**Data records**
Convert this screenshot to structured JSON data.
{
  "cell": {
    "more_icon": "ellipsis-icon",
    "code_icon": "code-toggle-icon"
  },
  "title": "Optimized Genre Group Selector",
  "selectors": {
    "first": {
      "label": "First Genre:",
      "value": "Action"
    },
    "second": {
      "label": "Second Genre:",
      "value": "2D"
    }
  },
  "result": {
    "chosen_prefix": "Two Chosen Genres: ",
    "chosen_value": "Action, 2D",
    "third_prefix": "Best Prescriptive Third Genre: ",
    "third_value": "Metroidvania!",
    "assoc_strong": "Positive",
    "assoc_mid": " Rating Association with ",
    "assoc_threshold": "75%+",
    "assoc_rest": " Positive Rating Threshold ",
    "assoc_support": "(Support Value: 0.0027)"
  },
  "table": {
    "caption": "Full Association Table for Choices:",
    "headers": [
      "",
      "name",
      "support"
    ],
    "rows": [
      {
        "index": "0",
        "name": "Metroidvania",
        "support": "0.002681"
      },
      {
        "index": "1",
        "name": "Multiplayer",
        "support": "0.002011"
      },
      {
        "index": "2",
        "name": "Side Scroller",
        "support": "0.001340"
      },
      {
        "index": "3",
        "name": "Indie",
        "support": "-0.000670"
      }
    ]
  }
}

**WHAT TO DO**
Among the entries above, how many lines include the word "icon"? Reply with the number only.

**SOLVED PROBLEM**
2